# Given problem
Give the material again in full, matching it exactly.

[Entries from a dataset]
— Begin —

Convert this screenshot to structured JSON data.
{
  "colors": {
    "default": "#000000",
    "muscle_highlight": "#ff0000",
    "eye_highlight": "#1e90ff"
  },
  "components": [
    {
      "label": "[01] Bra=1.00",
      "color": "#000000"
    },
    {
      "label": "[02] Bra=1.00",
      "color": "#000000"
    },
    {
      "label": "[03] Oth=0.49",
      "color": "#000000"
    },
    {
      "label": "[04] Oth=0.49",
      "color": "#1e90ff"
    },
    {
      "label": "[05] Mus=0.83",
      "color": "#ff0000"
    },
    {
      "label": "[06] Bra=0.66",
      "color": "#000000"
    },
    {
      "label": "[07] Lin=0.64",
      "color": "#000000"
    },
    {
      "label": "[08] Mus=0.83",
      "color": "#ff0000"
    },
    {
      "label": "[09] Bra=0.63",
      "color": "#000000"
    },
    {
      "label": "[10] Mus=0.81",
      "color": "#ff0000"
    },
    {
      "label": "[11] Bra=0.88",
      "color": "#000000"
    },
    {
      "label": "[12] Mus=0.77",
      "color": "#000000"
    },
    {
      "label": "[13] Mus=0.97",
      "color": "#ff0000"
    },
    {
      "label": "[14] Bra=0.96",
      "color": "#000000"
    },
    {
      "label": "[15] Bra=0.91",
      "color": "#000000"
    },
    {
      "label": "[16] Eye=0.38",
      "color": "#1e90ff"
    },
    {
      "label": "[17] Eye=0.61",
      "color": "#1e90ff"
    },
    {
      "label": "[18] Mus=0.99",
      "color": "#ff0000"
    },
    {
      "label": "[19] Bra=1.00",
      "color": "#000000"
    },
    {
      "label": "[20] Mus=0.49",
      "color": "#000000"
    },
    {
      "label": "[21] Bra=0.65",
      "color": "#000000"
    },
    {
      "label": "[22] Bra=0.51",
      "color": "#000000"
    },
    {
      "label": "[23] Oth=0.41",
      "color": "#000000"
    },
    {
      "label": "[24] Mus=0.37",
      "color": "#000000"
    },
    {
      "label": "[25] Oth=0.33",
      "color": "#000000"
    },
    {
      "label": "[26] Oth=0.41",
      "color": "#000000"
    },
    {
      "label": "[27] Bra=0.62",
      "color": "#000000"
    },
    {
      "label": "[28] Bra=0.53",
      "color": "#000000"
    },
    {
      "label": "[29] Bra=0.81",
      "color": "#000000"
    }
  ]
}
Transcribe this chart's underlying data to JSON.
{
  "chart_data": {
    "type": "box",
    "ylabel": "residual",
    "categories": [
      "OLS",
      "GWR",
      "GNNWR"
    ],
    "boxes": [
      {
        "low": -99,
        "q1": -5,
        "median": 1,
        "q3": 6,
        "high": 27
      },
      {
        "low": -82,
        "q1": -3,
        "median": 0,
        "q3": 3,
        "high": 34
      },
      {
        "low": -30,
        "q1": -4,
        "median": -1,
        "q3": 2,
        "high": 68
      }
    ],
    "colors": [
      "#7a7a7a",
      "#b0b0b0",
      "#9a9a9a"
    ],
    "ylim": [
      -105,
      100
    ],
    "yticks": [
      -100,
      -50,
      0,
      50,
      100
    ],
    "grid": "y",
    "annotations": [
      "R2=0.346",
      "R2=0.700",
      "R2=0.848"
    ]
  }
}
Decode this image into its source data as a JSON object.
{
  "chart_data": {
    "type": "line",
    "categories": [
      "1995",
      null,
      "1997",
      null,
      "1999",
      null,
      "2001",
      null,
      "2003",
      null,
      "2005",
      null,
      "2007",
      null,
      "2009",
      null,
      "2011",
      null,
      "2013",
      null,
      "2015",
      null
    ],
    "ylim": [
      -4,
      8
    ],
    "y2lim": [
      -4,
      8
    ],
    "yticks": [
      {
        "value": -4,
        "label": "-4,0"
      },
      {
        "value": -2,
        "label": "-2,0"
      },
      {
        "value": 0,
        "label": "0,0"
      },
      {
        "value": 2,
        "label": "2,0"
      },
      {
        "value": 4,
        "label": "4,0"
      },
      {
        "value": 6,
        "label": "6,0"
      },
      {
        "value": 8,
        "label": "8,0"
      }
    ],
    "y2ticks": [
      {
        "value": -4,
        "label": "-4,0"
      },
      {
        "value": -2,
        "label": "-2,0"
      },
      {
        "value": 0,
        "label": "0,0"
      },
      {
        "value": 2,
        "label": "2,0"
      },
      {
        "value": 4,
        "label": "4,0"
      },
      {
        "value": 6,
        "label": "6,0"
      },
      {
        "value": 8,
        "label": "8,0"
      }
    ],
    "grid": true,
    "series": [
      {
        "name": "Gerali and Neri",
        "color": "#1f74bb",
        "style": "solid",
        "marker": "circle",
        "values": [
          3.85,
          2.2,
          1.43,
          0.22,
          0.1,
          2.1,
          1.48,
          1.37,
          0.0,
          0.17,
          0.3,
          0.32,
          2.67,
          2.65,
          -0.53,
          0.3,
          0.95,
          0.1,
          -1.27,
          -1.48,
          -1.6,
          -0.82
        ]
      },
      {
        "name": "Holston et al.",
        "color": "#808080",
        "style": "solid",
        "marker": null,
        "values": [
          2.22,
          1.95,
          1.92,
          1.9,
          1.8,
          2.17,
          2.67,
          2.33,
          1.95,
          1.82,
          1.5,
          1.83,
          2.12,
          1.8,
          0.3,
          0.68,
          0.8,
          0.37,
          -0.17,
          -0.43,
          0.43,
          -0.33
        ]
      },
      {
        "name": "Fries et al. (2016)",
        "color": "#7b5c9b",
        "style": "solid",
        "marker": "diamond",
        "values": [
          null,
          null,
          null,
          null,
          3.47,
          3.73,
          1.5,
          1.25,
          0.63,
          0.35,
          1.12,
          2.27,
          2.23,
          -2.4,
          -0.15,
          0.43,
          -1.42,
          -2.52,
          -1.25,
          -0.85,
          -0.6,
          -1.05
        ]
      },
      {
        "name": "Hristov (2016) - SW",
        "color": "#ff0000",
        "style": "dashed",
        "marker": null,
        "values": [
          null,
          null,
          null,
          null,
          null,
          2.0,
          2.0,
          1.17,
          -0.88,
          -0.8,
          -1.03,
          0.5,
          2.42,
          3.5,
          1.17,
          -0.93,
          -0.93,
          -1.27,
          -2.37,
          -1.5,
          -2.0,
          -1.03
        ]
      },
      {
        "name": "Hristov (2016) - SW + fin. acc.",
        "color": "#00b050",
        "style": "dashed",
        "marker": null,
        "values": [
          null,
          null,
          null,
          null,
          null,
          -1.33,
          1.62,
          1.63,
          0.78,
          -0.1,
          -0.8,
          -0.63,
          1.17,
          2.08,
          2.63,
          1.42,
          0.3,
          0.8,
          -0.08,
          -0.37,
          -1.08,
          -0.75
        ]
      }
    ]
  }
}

— End —

# Result below
Convert this screenshot to structured JSON data.
{
  "colors": {
    "default": "#000000",
    "muscle_highlight": "#ff0000",
    "eye_highlight": "#1e90ff"
  },
  "components": [
    {
      "label": "[01] Bra=1.00",
      "color": "#000000"
    },
    {
      "label": "[02] Bra=1.00",
      "color": "#000000"
    },
    {
      "label": "[03] Oth=0.49",
      "color": "#000000"
    },
    {
      "label": "[04] Oth=0.49",
      "color": "#1e90ff"
    },
    {
      "label": "[05] Mus=0.83",
      "color": "#ff0000"
    },
    {
      "label": "[06] Bra=0.66",
      "color": "#000000"
    },
    {
      "label": "[07] Lin=0.64",
      "color": "#000000"
    },
    {
      "label": "[08] Mus=0.83",
      "color": "#ff0000"
    },
    {
      "label": "[09] Bra=0.63",
      "color": "#000000"
    },
    {
      "label": "[10] Mus=0.81",
      "color": "#ff0000"
    },
    {
      "label": "[11] Bra=0.88",
      "color": "#000000"
    },
    {
      "label": "[12] Mus=0.77",
      "color": "#000000"
    },
    {
      "label": "[13] Mus=0.97",
      "color": "#ff0000"
    },
    {
      "label": "[14] Bra=0.96",
      "color": "#000000"
    },
    {
      "label": "[15] Bra=0.91",
      "color": "#000000"
    },
    {
      "label": "[16] Eye=0.38",
      "color": "#1e90ff"
    },
    {
      "label": "[17] Eye=0.61",
      "color": "#1e90ff"
    },
    {
      "label": "[18] Mus=0.99",
      "color": "#ff0000"
    },
    {
      "label": "[19] Bra=1.00",
      "color": "#000000"
    },
    {
      "label": "[20] Mus=0.49",
      "color": "#000000"
    },
    {
      "label": "[21] Bra=0.65",
      "color": "#000000"
    },
    {
      "label": "[22] Bra=0.51",
      "color": "#000000"
    },
    {
      "label": "[23] Oth=0.41",
      "color": "#000000"
    },
    {
      "label": "[24] Mus=0.37",
      "color": "#000000"
    },
    {
      "label": "[25] Oth=0.33",
      "color": "#000000"
    },
    {
      "label": "[26] Oth=0.41",
      "color": "#000000"
    },
    {
      "label": "[27] Bra=0.62",
      "color": "#000000"
    },
    {
      "label": "[28] Bra=0.53",
      "color": "#000000"
    },
    {
      "label": "[29] Bra=0.81",
      "color": "#000000"
    }
  ]
}
Transcribe this chart's underlying data to JSON.
{
  "chart_data": {
    "type": "box",
    "ylabel": "residual",
    "categories": [
      "OLS",
      "GWR",
      "GNNWR"
    ],
    "boxes": [
      {
        "low": -99,
        "q1": -5,
        "median": 1,
        "q3": 6,
        "high": 27
      },
      {
        "low": -82,
        "q1": -3,
        "median": 0,
        "q3": 3,
        "high": 34
      },
      {
        "low": -30,
        "q1": -4,
        "median": -1,
        "q3": 2,
        "high": 68
      }
    ],
    "colors": [
      "#7a7a7a",
      "#b0b0b0",
      "#9a9a9a"
    ],
    "ylim": [
      -105,
      100
    ],
    "yticks": [
      -100,
      -50,
      0,
      50,
      100
    ],
    "grid": "y",
    "annotations": [
      "R2=0.346",
      "R2=0.700",
      "R2=0.848"
    ]
  }
}
Decode this image into its source data as a JSON object.
{
  "chart_data": {
    "type": "line",
    "categories": [
      "1995",
      null,
      "1997",
      null,
      "1999",
      null,
      "2001",
      null,
      "2003",
      null,
      "2005",
      null,
      "2007",
      null,
      "2009",
      null,
      "2011",
      null,
      "2013",
      null,
      "2015",
      null
    ],
    "ylim": [
      -4,
      8
    ],
    "y2lim": [
      -4,
      8
    ],
    "yticks": [
      {
        "value": -4,
        "label": "-4,0"
      },
      {
        "value": -2,
        "label": "-2,0"
      },
      {
        "value": 0,
        "label": "0,0"
      },
      {
        "value": 2,
        "label": "2,0"
      },
      {
        "value": 4,
        "label": "4,0"
      },
      {
        "value": 6,
        "label": "6,0"
      },
      {
        "value": 8,
        "label": "8,0"
      }
    ],
    "y2ticks": [
      {
        "value": -4,
        "label": "-4,0"
      },
      {
        "value": -2,
        "label": "-2,0"
      },
      {
        "value": 0,
        "label": "0,0"
      },
      {
        "value": 2,
        "label": "2,0"
      },
      {
        "value": 4,
        "label": "4,0"
      },
      {
        "value": 6,
        "label": "6,0"
      },
      {
        "value": 8,
        "label": "8,0"
      }
    ],
    "grid": true,
    "series": [
      {
        "name": "Gerali and Neri",
        "color": "#1f74bb",
        "style": "solid",
        "marker": "circle",
        "values": [
          3.85,
          2.2,
          1.43,
          0.22,
          0.1,
          2.1,
          1.48,
          1.37,
          0.0,
          0.17,
          0.3,
          0.32,
          2.67,
          2.65,
          -0.53,
          0.3,
          0.95,
          0.1,
          -1.27,
          -1.48,
          -1.6,
          -0.82
        ]
      },
      {
        "name": "Holston et al.",
        "color": "#808080",
        "style": "solid",
        "marker": null,
        "values": [
          2.22,
          1.95,
          1.92,
          1.9,
          1.8,
          2.17,
          2.67,
          2.33,
          1.95,
          1.82,
          1.5,
          1.83,
          2.12,
          1.8,
          0.3,
          0.68,
          0.8,
          0.37,
          -0.17,
          -0.43,
          0.43,
          -0.33
        ]
      },
      {
        "name": "Fries et al. (2016)",
        "color": "#7b5c9b",
        "style": "solid",
        "marker": "diamond",
        "values": [
          null,
          null,
          null,
          null,
          3.47,
          3.73,
          1.5,
          1.25,
          0.63,
          0.35,
          1.12,
          2.27,
          2.23,
          -2.4,
          -0.15,
          0.43,
          -1.42,
          -2.52,
          -1.25,
          -0.85,
          -0.6,
          -1.05
        ]
      },
      {
        "name": "Hristov (2016) - SW",
        "color": "#ff0000",
        "style": "dashed",
        "marker": null,
        "values": [
          null,
          null,
          null,
          null,
          null,
          2.0,
          2.0,
          1.17,
          -0.88,
          -0.8,
          -1.03,
          0.5,
          2.42,
          3.5,
          1.17,
          -0.93,
          -0.93,
          -1.27,
          -2.37,
          -1.5,
          -2.0,
          -1.03
        ]
      },
      {
        "name": "Hristov (2016) - SW + fin. acc.",
        "color": "#00b050",
        "style": "dashed",
        "marker": null,
        "values": [
          null,
          null,
          null,
          null,
          null,
          -1.33,
          1.62,
          1.63,
          0.78,
          -0.1,
          -0.8,
          -0.63,
          1.17,
          2.08,
          2.63,
          1.42,
          0.3,
          0.8,
          -0.08,
          -0.37,
          -1.08,
          -0.75
        ]
      }
    ]
  }
}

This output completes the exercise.